* _To be done_: Starting from the line containing "Give me the JSON representation of this screenshot's", give again every line through the end of the entries, word for word. Pictures stay out of the copy.

··· Data entries ···

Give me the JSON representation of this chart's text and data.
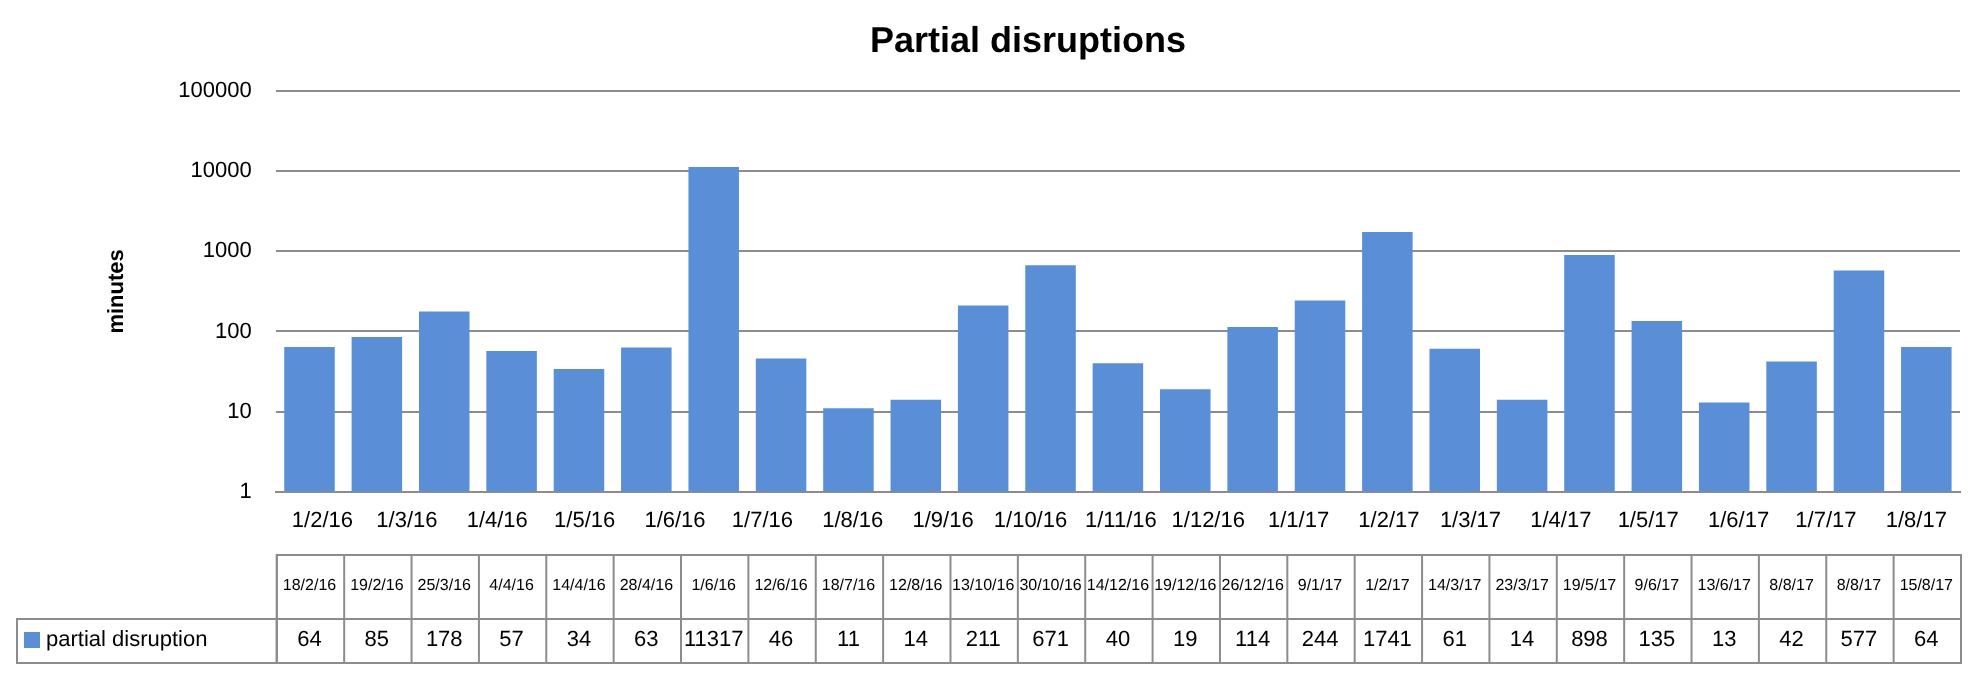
{
  "chart_data": {
    "type": "bar",
    "title": "Partial disruptions",
    "ylabel": "minutes",
    "categories": [
      "18/2/16",
      "19/2/16",
      "25/3/16",
      "4/4/16",
      "14/4/16",
      "28/4/16",
      "1/6/16",
      "12/6/16",
      "18/7/16",
      "12/8/16",
      "13/10/16",
      "30/10/16",
      "14/12/16",
      "19/12/16",
      "26/12/16",
      "9/1/17",
      "1/2/17",
      "14/3/17",
      "23/3/17",
      "19/5/17",
      "9/6/17",
      "13/6/17",
      "8/8/17",
      "8/8/17",
      "15/8/17"
    ],
    "series": [
      {
        "name": "partial disruption",
        "color": "#5a8fd8",
        "values": [
          64,
          85,
          178,
          57,
          34,
          63,
          11317,
          46,
          11,
          14,
          211,
          671,
          40,
          19,
          114,
          244,
          1741,
          61,
          14,
          898,
          135,
          13,
          42,
          577,
          64
        ]
      }
    ],
    "log": "y",
    "ylim": [
      1,
      100000
    ],
    "yticks": [
      1,
      10,
      100,
      1000,
      10000,
      100000
    ],
    "x2lim": [
      "2016-01-16",
      "2017-08-16"
    ],
    "x2ticks": [
      {
        "value": "2016-02-01",
        "label": "1/2/16"
      },
      {
        "value": "2016-03-01",
        "label": "1/3/16"
      },
      {
        "value": "2016-04-01",
        "label": "1/4/16"
      },
      {
        "value": "2016-05-01",
        "label": "1/5/16"
      },
      {
        "value": "2016-06-01",
        "label": "1/6/16"
      },
      {
        "value": "2016-07-01",
        "label": "1/7/16"
      },
      {
        "value": "2016-08-01",
        "label": "1/8/16"
      },
      {
        "value": "2016-09-01",
        "label": "1/9/16"
      },
      {
        "value": "2016-10-01",
        "label": "1/10/16"
      },
      {
        "value": "2016-11-01",
        "label": "1/11/16"
      },
      {
        "value": "2016-12-01",
        "label": "1/12/16"
      },
      {
        "value": "2017-01-01",
        "label": "1/1/17"
      },
      {
        "value": "2017-02-01",
        "label": "1/2/17"
      },
      {
        "value": "2017-03-01",
        "label": "1/3/17"
      },
      {
        "value": "2017-04-01",
        "label": "1/4/17"
      },
      {
        "value": "2017-05-01",
        "label": "1/5/17"
      },
      {
        "value": "2017-06-01",
        "label": "1/6/17"
      },
      {
        "value": "2017-07-01",
        "label": "1/7/17"
      },
      {
        "value": "2017-08-01",
        "label": "1/8/17"
      }
    ],
    "grid": "y",
    "legend": "bottom",
    "data_labels": true
  }
}
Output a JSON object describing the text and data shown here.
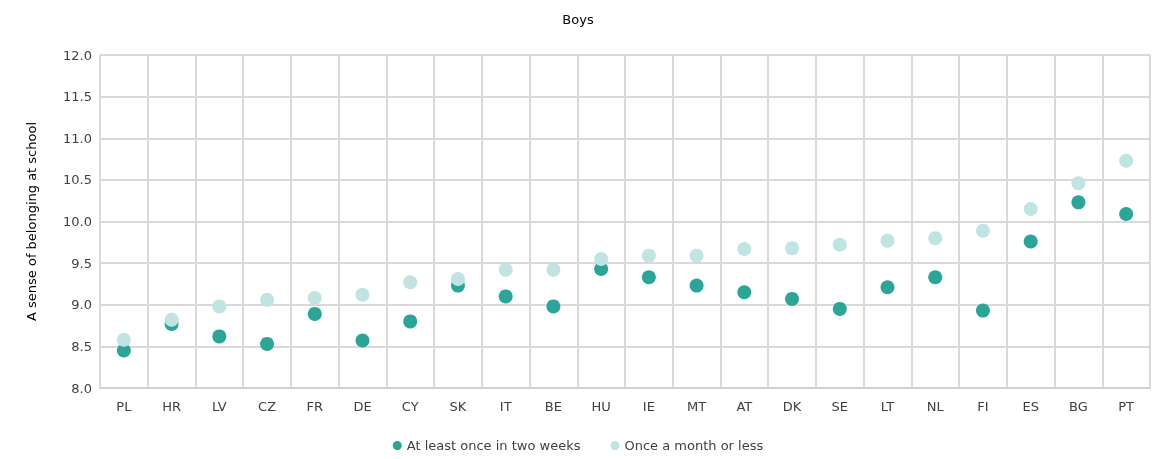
{
  "chart_data": {
    "type": "scatter",
    "title": "Boys",
    "ylabel": "A sense of belonging at school",
    "categories": [
      "PL",
      "HR",
      "LV",
      "CZ",
      "FR",
      "DE",
      "CY",
      "SK",
      "IT",
      "BE",
      "HU",
      "IE",
      "MT",
      "AT",
      "DK",
      "SE",
      "LT",
      "NL",
      "FI",
      "ES",
      "BG",
      "PT"
    ],
    "series": [
      {
        "name": "At least once in two weeks",
        "color": "#2aa598",
        "values": [
          8.45,
          8.77,
          8.62,
          8.53,
          8.89,
          8.57,
          8.8,
          9.23,
          9.1,
          8.98,
          9.43,
          9.33,
          9.23,
          9.15,
          9.07,
          8.95,
          9.21,
          9.33,
          8.93,
          9.76,
          10.23,
          10.09
        ]
      },
      {
        "name": "Once a month or less",
        "color": "#c0e4e1",
        "values": [
          8.58,
          8.82,
          8.98,
          9.06,
          9.08,
          9.12,
          9.27,
          9.31,
          9.42,
          9.42,
          9.55,
          9.59,
          9.59,
          9.67,
          9.68,
          9.72,
          9.77,
          9.8,
          9.89,
          10.15,
          10.46,
          10.73
        ]
      }
    ],
    "ylim": [
      8.0,
      12.0
    ],
    "yticks": [
      {
        "value": 8,
        "label": "8.0"
      },
      8.5,
      {
        "value": 9,
        "label": "9.0"
      },
      9.5,
      {
        "value": 10,
        "label": "10.0"
      },
      10.5,
      {
        "value": 11,
        "label": "11.0"
      },
      11.5,
      {
        "value": 12,
        "label": "12.0"
      }
    ],
    "grid": true,
    "legend": "bottom",
    "marker": "circle"
  }
}
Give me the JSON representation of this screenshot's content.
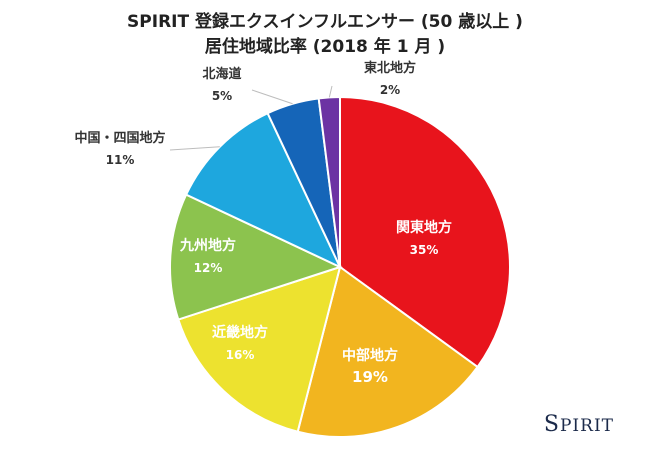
{
  "chart_data": {
    "type": "pie",
    "title": "SPIRIT 登録エクスインフルエンサー (50 歳以上 )",
    "subtitle": "居住地域比率 (2018 年 1 月 )",
    "start_angle_deg": 0,
    "direction": "clockwise",
    "slices": [
      {
        "label": "関東地方",
        "value": 35,
        "value_label": "35%",
        "color": "#e8141c"
      },
      {
        "label": "中部地方",
        "value": 19,
        "value_label": "19%",
        "color": "#f2b51f"
      },
      {
        "label": "近畿地方",
        "value": 16,
        "value_label": "16%",
        "color": "#ede22f"
      },
      {
        "label": "九州地方",
        "value": 12,
        "value_label": "12%",
        "color": "#8cc34e"
      },
      {
        "label": "中国・四国地方",
        "value": 11,
        "value_label": "11%",
        "color": "#1ea7de"
      },
      {
        "label": "北海道",
        "value": 5,
        "value_label": "5%",
        "color": "#1565b8"
      },
      {
        "label": "東北地方",
        "value": 2,
        "value_label": "2%",
        "color": "#6c33a3"
      }
    ],
    "legend": "none"
  },
  "brand": {
    "logo_text": "SPIRIT",
    "color": "#1b2a4a"
  }
}
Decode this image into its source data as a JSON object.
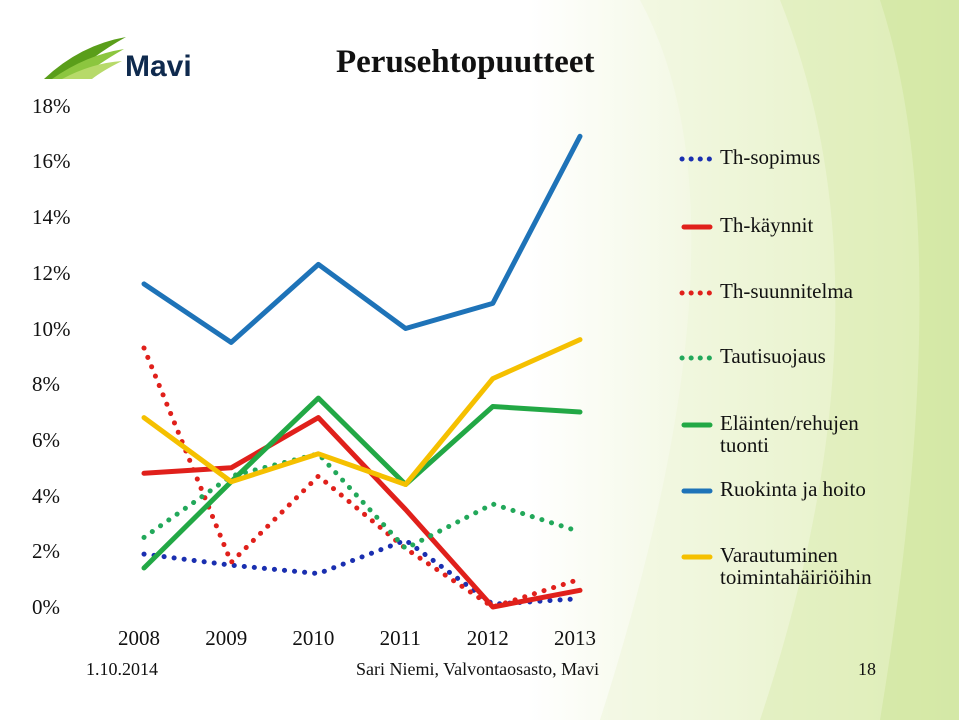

···

* _Task solution_:
Give me the JSON representation of this screenshot's content.
{
  "chart_data": {
    "type": "pie",
    "title": "SPIRIT 登録エクスインフルエンサー (50 歳以上 )",
    "subtitle": "居住地域比率 (2018 年 1 月 )",
    "start_angle_deg": 0,
    "direction": "clockwise",
    "slices": [
      {
        "label": "関東地方",
        "value": 35,
        "value_label": "35%",
        "color": "#e8141c"
      },
      {
        "label": "中部地方",
        "value": 19,
        "value_label": "19%",
        "color": "#f2b51f"
      },
      {
        "label": "近畿地方",
        "value": 16,
        "value_label": "16%",
        "color": "#ede22f"
      },
      {
        "label": "九州地方",
        "value": 12,
        "value_label": "12%",
        "color": "#8cc34e"
      },
      {
        "label": "中国・四国地方",
        "value": 11,
        "value_label": "11%",
        "color": "#1ea7de"
      },
      {
        "label": "北海道",
        "value": 5,
        "value_label": "5%",
        "color": "#1565b8"
      },
      {
        "label": "東北地方",
        "value": 2,
        "value_label": "2%",
        "color": "#6c33a3"
      }
    ],
    "legend": "none"
  },
  "brand": {
    "logo_text": "SPIRIT",
    "color": "#1b2a4a"
  }
}
Decode this image into its source data as a JSON object.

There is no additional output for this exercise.